[START OF Input rows]
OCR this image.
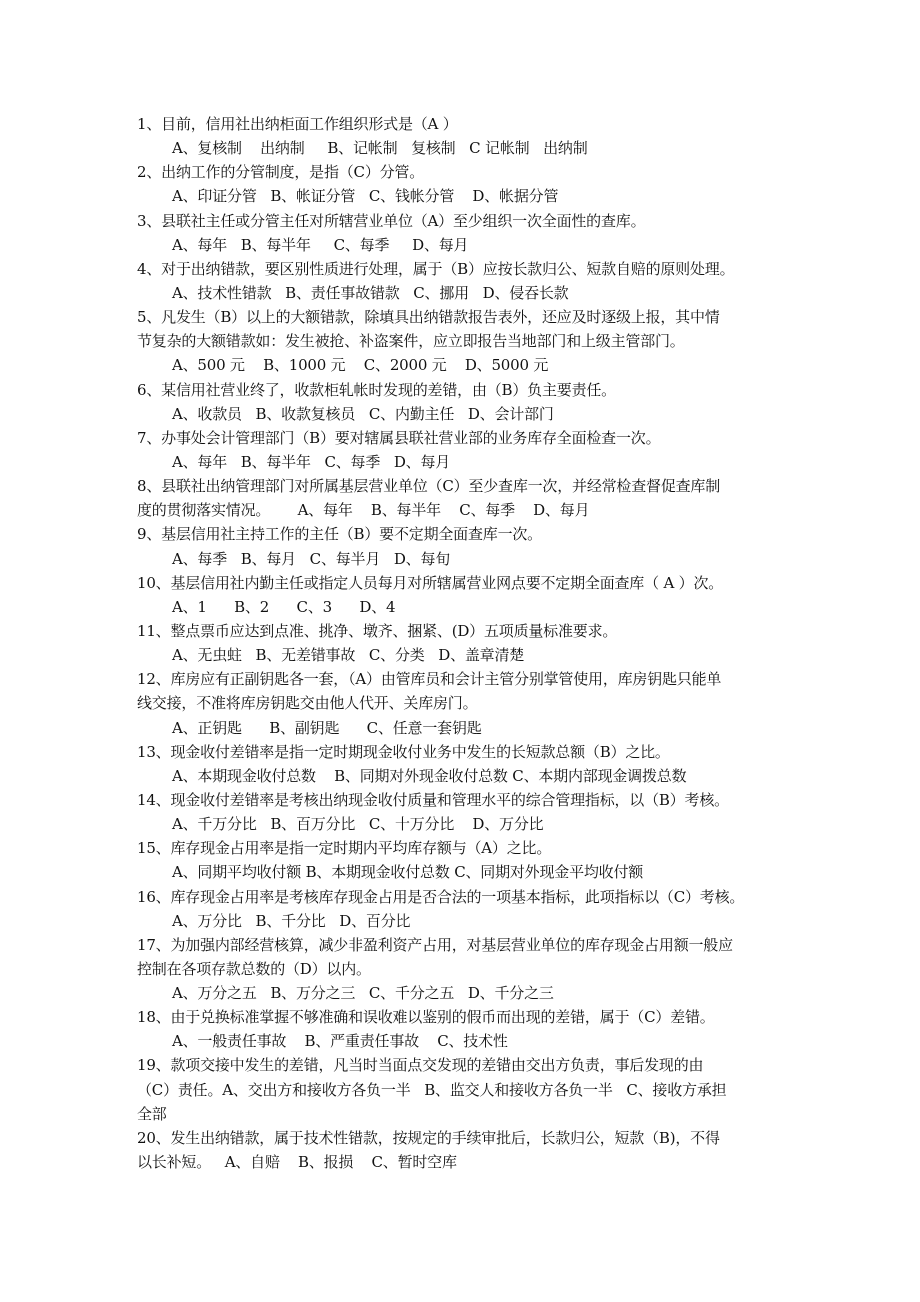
1、目前，信用社出纳柜面工作组织形式是（A ）
A、复核制    出纳制     B、记帐制   复核制   C 记帐制   出纳制
2、出纳工作的分管制度，是指（C）分管。
A、印证分管   B、帐证分管   C、钱帐分管    D、帐据分管
3、县联社主任或分管主任对所辖营业单位（A）至少组织一次全面性的查库。
A、每年   B、每半年     C、每季     D、每月
4、对于出纳错款，要区别性质进行处理，属于（B）应按长款归公、短款自赔的原则处理。
A、技术性错款   B、责任事故错款   C、挪用   D、侵吞长款
5、凡发生（B）以上的大额错款，除填具出纳错款报告表外，还应及时逐级上报，其中情
节复杂的大额错款如：发生被抢、补盗案件，应立即报告当地部门和上级主管部门。
A、500 元    B、1000 元    C、2000 元    D、5000 元
6、某信用社营业终了，收款柜轧帐时发现的差错，由（B）负主要责任。
A、收款员   B、收款复核员   C、内勤主任   D、会计部门
7、办事处会计管理部门（B）要对辖属县联社营业部的业务库存全面检查一次。
A、每年   B、每半年   C、每季   D、每月
8、县联社出纳管理部门对所属基层营业单位（C）至少查库一次，并经常检查督促查库制
度的贯彻落实情况。      A、每年    B、每半年    C、每季    D、每月
9、基层信用社主持工作的主任（B）要不定期全面查库一次。
A、每季   B、每月   C、每半月   D、每旬
10、基层信用社内勤主任或指定人员每月对所辖属营业网点要不定期全面查库（ A ）次。
A、1      B、2      C、3      D、4
11、整点票币应达到点准、挑净、墩齐、捆紧、(D）五项质量标准要求。
A、无虫蛀   B、无差错事故   C、分类   D、盖章清楚
12、库房应有正副钥匙各一套，（A）由管库员和会计主管分别掌管使用，库房钥匙只能单
线交接，不准将库房钥匙交由他人代开、关库房门。
A、正钥匙      B、副钥匙      C、任意一套钥匙
13、现金收付差错率是指一定时期现金收付业务中发生的长短款总额（B）之比。
A、本期现金收付总数    B、同期对外现金收付总数 C、本期内部现金调拨总数
14、现金收付差错率是考核出纳现金收付质量和管理水平的综合管理指标，以（B）考核。
A、千万分比   B、百万分比   C、十万分比    D、万分比
15、库存现金占用率是指一定时期内平均库存额与（A）之比。
A、同期平均收付额 B、本期现金收付总数 C、同期对外现金平均收付额
16、库存现金占用率是考核库存现金占用是否合法的一项基本指标，此项指标以（C）考核。
A、万分比   B、千分比   D、百分比
17、为加强内部经营核算，减少非盈利资产占用，对基层营业单位的库存现金占用额一般应
控制在各项存款总数的（D）以内。
A、万分之五   B、万分之三   C、千分之五   D、千分之三
18、由于兑换标准掌握不够准确和误收难以鉴别的假币而出现的差错，属于（C）差错。
A、一般责任事故    B、严重责任事故    C、技术性
19、款项交接中发生的差错，凡当时当面点交发现的差错由交出方负责，事后发现的由
（C）责任。A、交出方和接收方各负一半   B、监交人和接收方各负一半   C、接收方承担
全部
20、发生出纳错款，属于技术性错款，按规定的手续审批后，长款归公，短款（B)，不得
以长补短。   A、自赔    B、报损    C、暂时空库
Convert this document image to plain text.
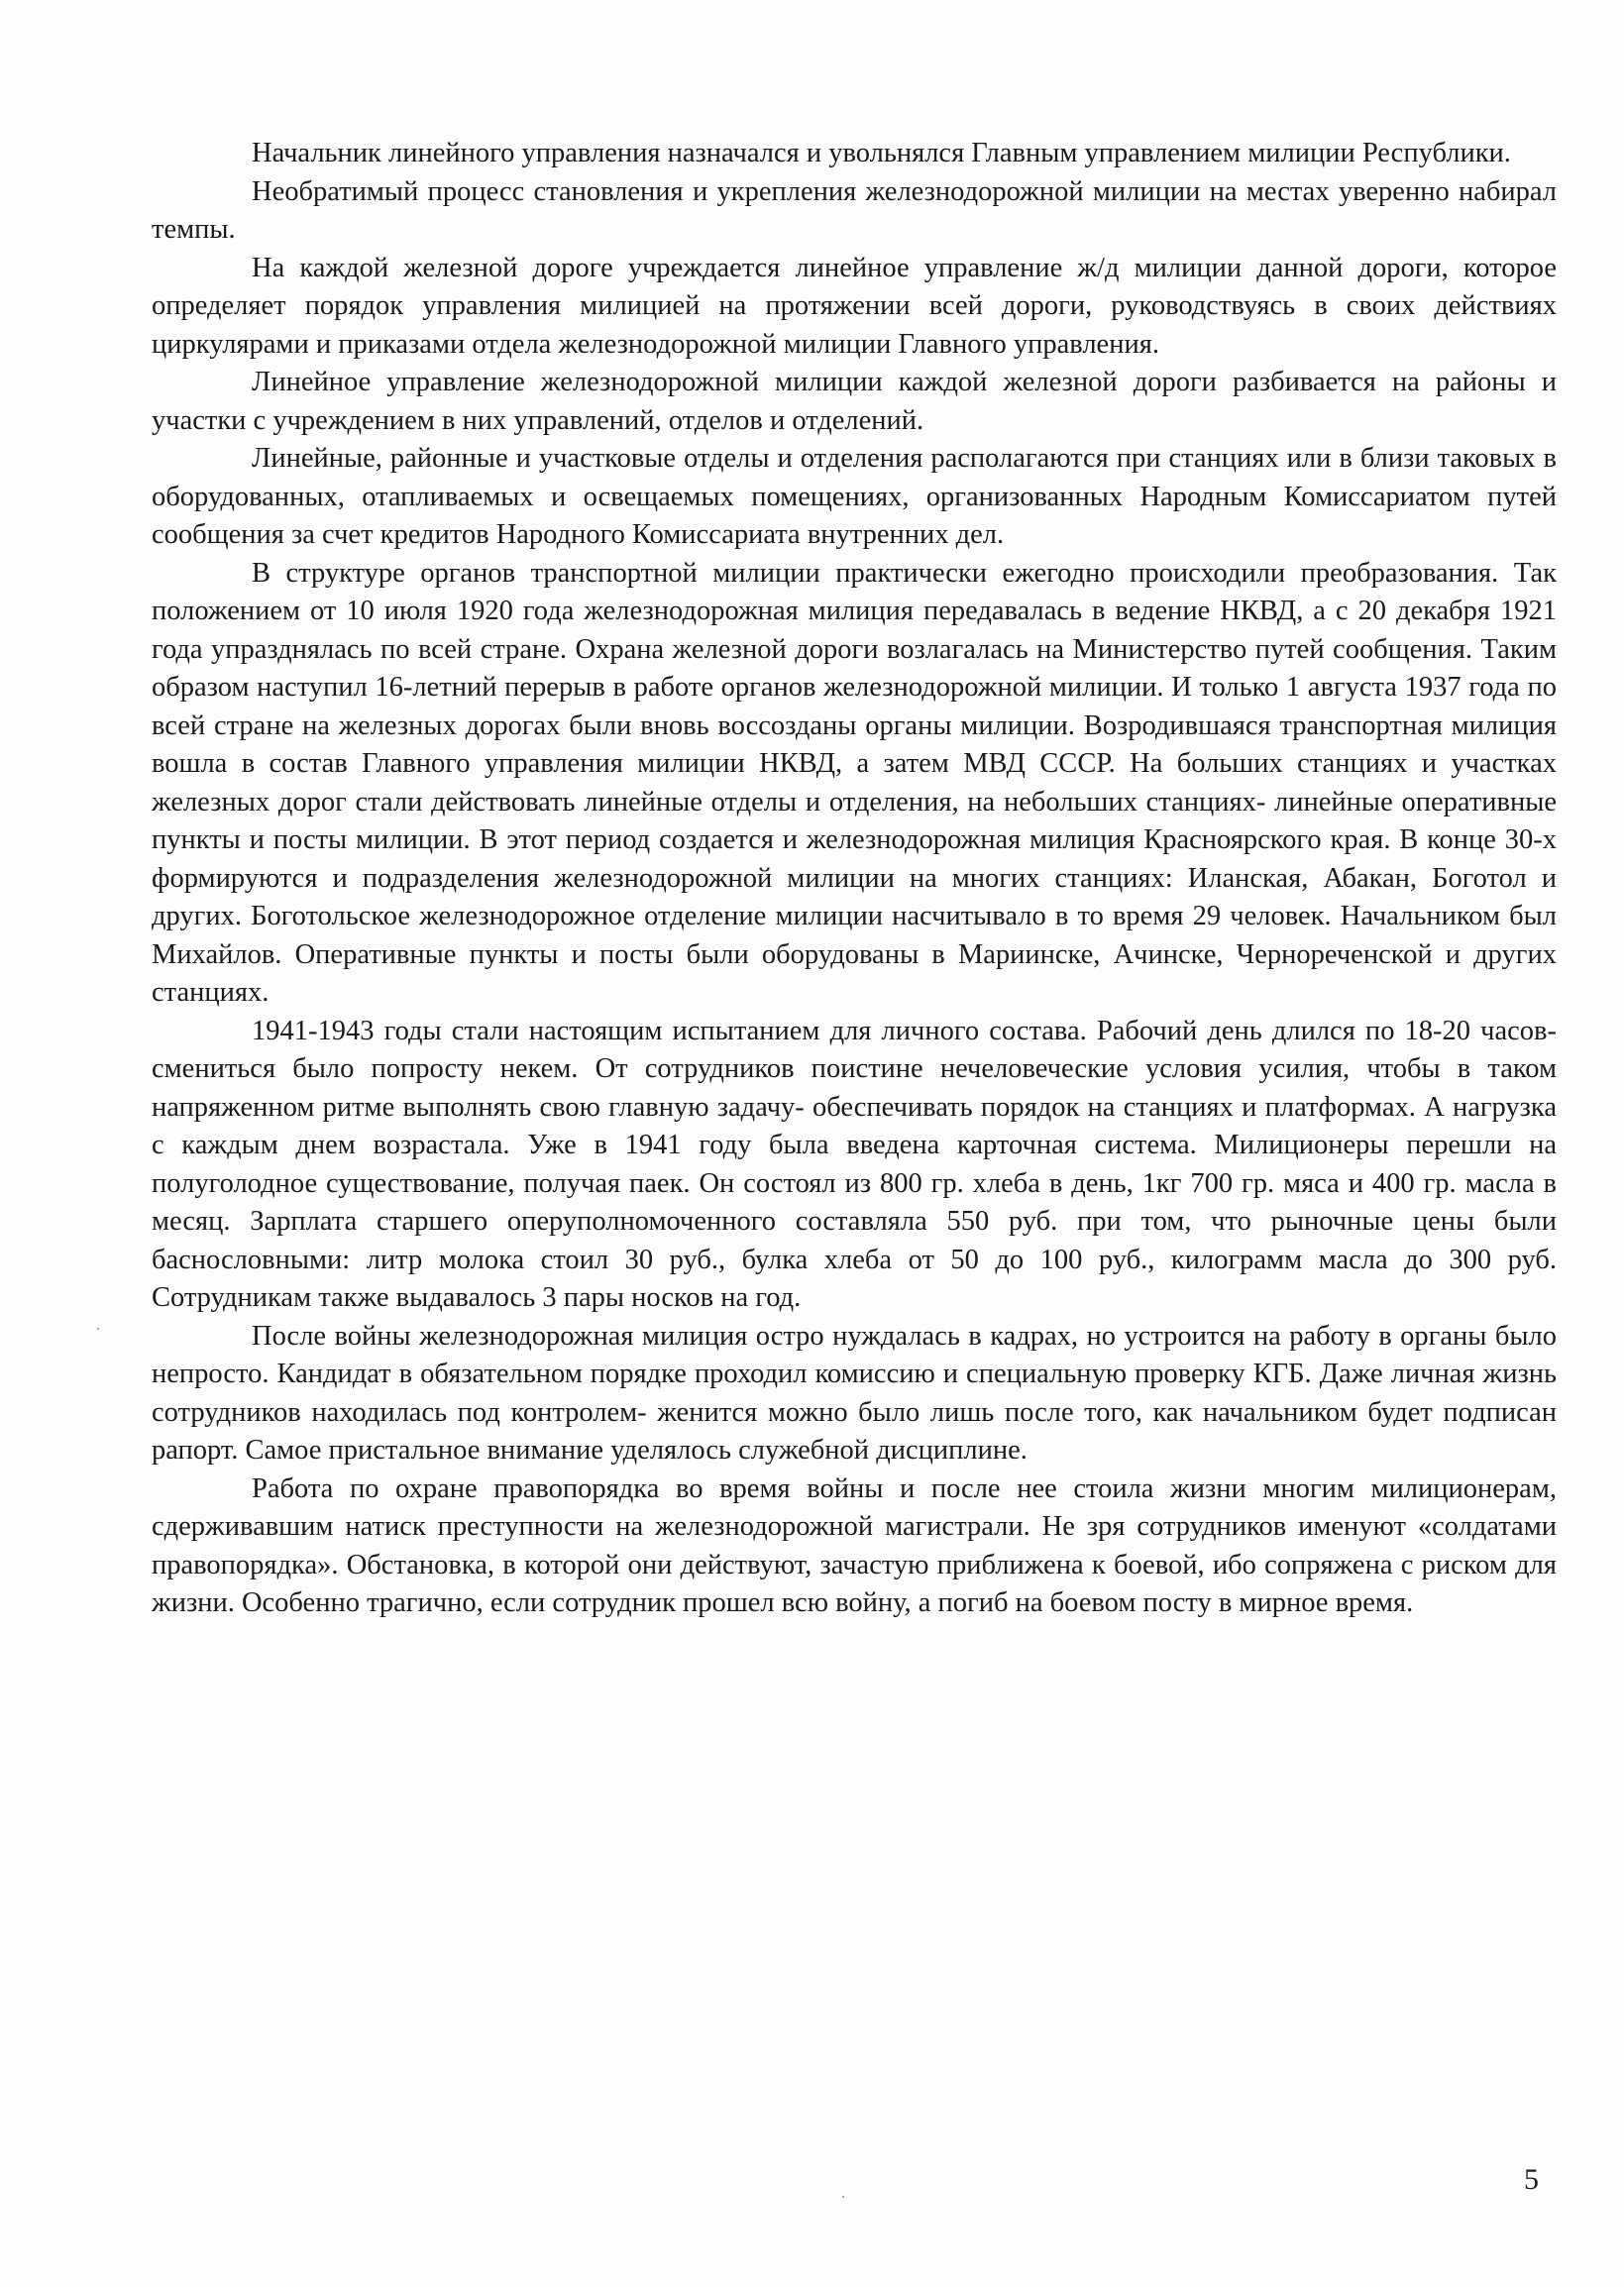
Начальник линейного управления назначался и увольнялся Главным управлением милиции Республики.

Необратимый процесс становления и укрепления железнодорожной милиции на местах уверенно набирал темпы.

На каждой железной дороге учреждается линейное управление ж/д милиции данной дороги, которое определяет порядок управления милицией на протяжении всей дороги, руководствуясь в своих действиях циркулярами и приказами отдела железнодорожной милиции Главного управления.

Линейное управление железнодорожной милиции каждой железной дороги разбивается на районы и участки с учреждением в них управлений, отделов и отделений.

Линейные, районные и участковые отделы и отделения располагаются при станциях или в близи таковых в оборудованных, отапливаемых и освещаемых помещениях, организованных Народным Комиссариатом путей сообщения за счет кредитов Народного Комиссариата внутренних дел.

В структуре органов транспортной милиции практически ежегодно происходили преобразования. Так положением от 10 июля 1920 года железнодорожная милиция передавалась в ведение НКВД, а с 20 декабря 1921 года упразднялась по всей стране. Охрана железной дороги возлагалась на Министерство путей сообщения. Таким образом наступил 16-летний перерыв в работе органов железнодорожной милиции. И только 1 августа 1937 года по всей стране на железных дорогах были вновь воссозданы органы милиции. Возродившаяся транспортная милиция вошла в состав Главного управления милиции НКВД, а затем МВД СССР. На больших станциях и участках железных дорог стали действовать линейные отделы и отделения, на небольших станциях- линейные оперативные пункты и посты милиции. В этот период создается и железнодорожная милиция Красноярского края. В конце 30-х формируются и подразделения железнодорожной милиции на многих станциях: Иланская, Абакан, Боготол и других. Боготольское железнодорожное отделение милиции насчитывало в то время 29 человек. Начальником был Михайлов. Оперативные пункты и посты были оборудованы в Мариинске, Ачинске, Чернореченской и других станциях.

1941-1943 годы стали настоящим испытанием для личного состава. Рабочий день длился по 18-20 часов- смениться было попросту некем. От сотрудников поистине нечеловеческие условия усилия, чтобы в таком напряженном ритме выполнять свою главную задачу- обеспечивать порядок на станциях и платформах. А нагрузка с каждым днем возрастала. Уже в 1941 году была введена карточная система. Милиционеры перешли на полуголодное существование, получая паек. Он состоял из 800 гр. хлеба в день, 1кг 700 гр. мяса и 400 гр. масла в месяц. Зарплата старшего оперуполномоченного составляла 550 руб. при том, что рыночные цены были баснословными: литр молока стоил 30 руб., булка хлеба от 50 до 100 руб., килограмм масла до 300 руб. Сотрудникам также выдавалось 3 пары носков на год.

После войны железнодорожная милиция остро нуждалась в кадрах, но устроится на работу в органы было непросто. Кандидат в обязательном порядке проходил комиссию и специальную проверку КГБ. Даже личная жизнь сотрудников находилась под контролем- женится можно было лишь после того, как начальником будет подписан рапорт. Самое пристальное внимание уделялось служебной дисциплине.

Работа по охране правопорядка во время войны и после нее стоила жизни многим милиционерам, сдерживавшим натиск преступности на железнодорожной магистрали. Не зря сотрудников именуют «солдатами правопорядка». Обстановка, в которой они действуют, зачастую приближена к боевой, ибо сопряжена с риском для жизни. Особенно трагично, если сотрудник прошел всю войну, а погиб на боевом посту в мирное время.

5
[END OF Input rows]
Exclude the pictures, and transcribe all of the material exactly.

OCR this image.
1、目前，信用社出纳柜面工作组织形式是（A ）
A、复核制    出纳制     B、记帐制   复核制   C 记帐制   出纳制
2、出纳工作的分管制度，是指（C）分管。
A、印证分管   B、帐证分管   C、钱帐分管    D、帐据分管
3、县联社主任或分管主任对所辖营业单位（A）至少组织一次全面性的查库。
A、每年   B、每半年     C、每季     D、每月
4、对于出纳错款，要区别性质进行处理，属于（B）应按长款归公、短款自赔的原则处理。
A、技术性错款   B、责任事故错款   C、挪用   D、侵吞长款
5、凡发生（B）以上的大额错款，除填具出纳错款报告表外，还应及时逐级上报，其中情
节复杂的大额错款如：发生被抢、补盗案件，应立即报告当地部门和上级主管部门。
A、500 元    B、1000 元    C、2000 元    D、5000 元
6、某信用社营业终了，收款柜轧帐时发现的差错，由（B）负主要责任。
A、收款员   B、收款复核员   C、内勤主任   D、会计部门
7、办事处会计管理部门（B）要对辖属县联社营业部的业务库存全面检查一次。
A、每年   B、每半年   C、每季   D、每月
8、县联社出纳管理部门对所属基层营业单位（C）至少查库一次，并经常检查督促查库制
度的贯彻落实情况。      A、每年    B、每半年    C、每季    D、每月
9、基层信用社主持工作的主任（B）要不定期全面查库一次。
A、每季   B、每月   C、每半月   D、每旬
10、基层信用社内勤主任或指定人员每月对所辖属营业网点要不定期全面查库（ A ）次。
A、1      B、2      C、3      D、4
11、整点票币应达到点准、挑净、墩齐、捆紧、(D）五项质量标准要求。
A、无虫蛀   B、无差错事故   C、分类   D、盖章清楚
12、库房应有正副钥匙各一套，（A）由管库员和会计主管分别掌管使用，库房钥匙只能单
线交接，不准将库房钥匙交由他人代开、关库房门。
A、正钥匙      B、副钥匙      C、任意一套钥匙
13、现金收付差错率是指一定时期现金收付业务中发生的长短款总额（B）之比。
A、本期现金收付总数    B、同期对外现金收付总数 C、本期内部现金调拨总数
14、现金收付差错率是考核出纳现金收付质量和管理水平的综合管理指标，以（B）考核。
A、千万分比   B、百万分比   C、十万分比    D、万分比
15、库存现金占用率是指一定时期内平均库存额与（A）之比。
A、同期平均收付额 B、本期现金收付总数 C、同期对外现金平均收付额
16、库存现金占用率是考核库存现金占用是否合法的一项基本指标，此项指标以（C）考核。
A、万分比   B、千分比   D、百分比
17、为加强内部经营核算，减少非盈利资产占用，对基层营业单位的库存现金占用额一般应
控制在各项存款总数的（D）以内。
A、万分之五   B、万分之三   C、千分之五   D、千分之三
18、由于兑换标准掌握不够准确和误收难以鉴别的假币而出现的差错，属于（C）差错。
A、一般责任事故    B、严重责任事故    C、技术性
19、款项交接中发生的差错，凡当时当面点交发现的差错由交出方负责，事后发现的由
（C）责任。A、交出方和接收方各负一半   B、监交人和接收方各负一半   C、接收方承担
全部
20、发生出纳错款，属于技术性错款，按规定的手续审批后，长款归公，短款（B)，不得
以长补短。   A、自赔    B、报损    C、暂时空库
Convert this document image to plain text.
Начальник линейного управления назначался и увольнялся Главным управлением милиции Республики.

Необратимый процесс становления и укрепления железнодорожной милиции на местах уверенно набирал темпы.

На каждой железной дороге учреждается линейное управление ж/д милиции данной дороги, которое определяет порядок управления милицией на протяжении всей дороги, руководствуясь в своих действиях циркулярами и приказами отдела железнодорожной милиции Главного управления.

Линейное управление железнодорожной милиции каждой железной дороги разбивается на районы и участки с учреждением в них управлений, отделов и отделений.

Линейные, районные и участковые отделы и отделения располагаются при станциях или в близи таковых в оборудованных, отапливаемых и освещаемых помещениях, организованных Народным Комиссариатом путей сообщения за счет кредитов Народного Комиссариата внутренних дел.

В структуре органов транспортной милиции практически ежегодно происходили преобразования. Так положением от 10 июля 1920 года железнодорожная милиция передавалась в ведение НКВД, а с 20 декабря 1921 года упразднялась по всей стране. Охрана железной дороги возлагалась на Министерство путей сообщения. Таким образом наступил 16-летний перерыв в работе органов железнодорожной милиции. И только 1 августа 1937 года по всей стране на железных дорогах были вновь воссозданы органы милиции. Возродившаяся транспортная милиция вошла в состав Главного управления милиции НКВД, а затем МВД СССР. На больших станциях и участках железных дорог стали действовать линейные отделы и отделения, на небольших станциях- линейные оперативные пункты и посты милиции. В этот период создается и железнодорожная милиция Красноярского края. В конце 30-х формируются и подразделения железнодорожной милиции на многих станциях: Иланская, Абакан, Боготол и других. Боготольское железнодорожное отделение милиции насчитывало в то время 29 человек. Начальником был Михайлов. Оперативные пункты и посты были оборудованы в Мариинске, Ачинске, Чернореченской и других станциях.

1941-1943 годы стали настоящим испытанием для личного состава. Рабочий день длился по 18-20 часов- смениться было попросту некем. От сотрудников поистине нечеловеческие условия усилия, чтобы в таком напряженном ритме выполнять свою главную задачу- обеспечивать порядок на станциях и платформах. А нагрузка с каждым днем возрастала. Уже в 1941 году была введена карточная система. Милиционеры перешли на полуголодное существование, получая паек. Он состоял из 800 гр. хлеба в день, 1кг 700 гр. мяса и 400 гр. масла в месяц. Зарплата старшего оперуполномоченного составляла 550 руб. при том, что рыночные цены были баснословными: литр молока стоил 30 руб., булка хлеба от 50 до 100 руб., килограмм масла до 300 руб. Сотрудникам также выдавалось 3 пары носков на год.

После войны железнодорожная милиция остро нуждалась в кадрах, но устроится на работу в органы было непросто. Кандидат в обязательном порядке проходил комиссию и специальную проверку КГБ. Даже личная жизнь сотрудников находилась под контролем- женится можно было лишь после того, как начальником будет подписан рапорт. Самое пристальное внимание уделялось служебной дисциплине.

Работа по охране правопорядка во время войны и после нее стоила жизни многим милиционерам, сдерживавшим натиск преступности на железнодорожной магистрали. Не зря сотрудников именуют «солдатами правопорядка». Обстановка, в которой они действуют, зачастую приближена к боевой, ибо сопряжена с риском для жизни. Особенно трагично, если сотрудник прошел всю войну, а погиб на боевом посту в мирное время.

5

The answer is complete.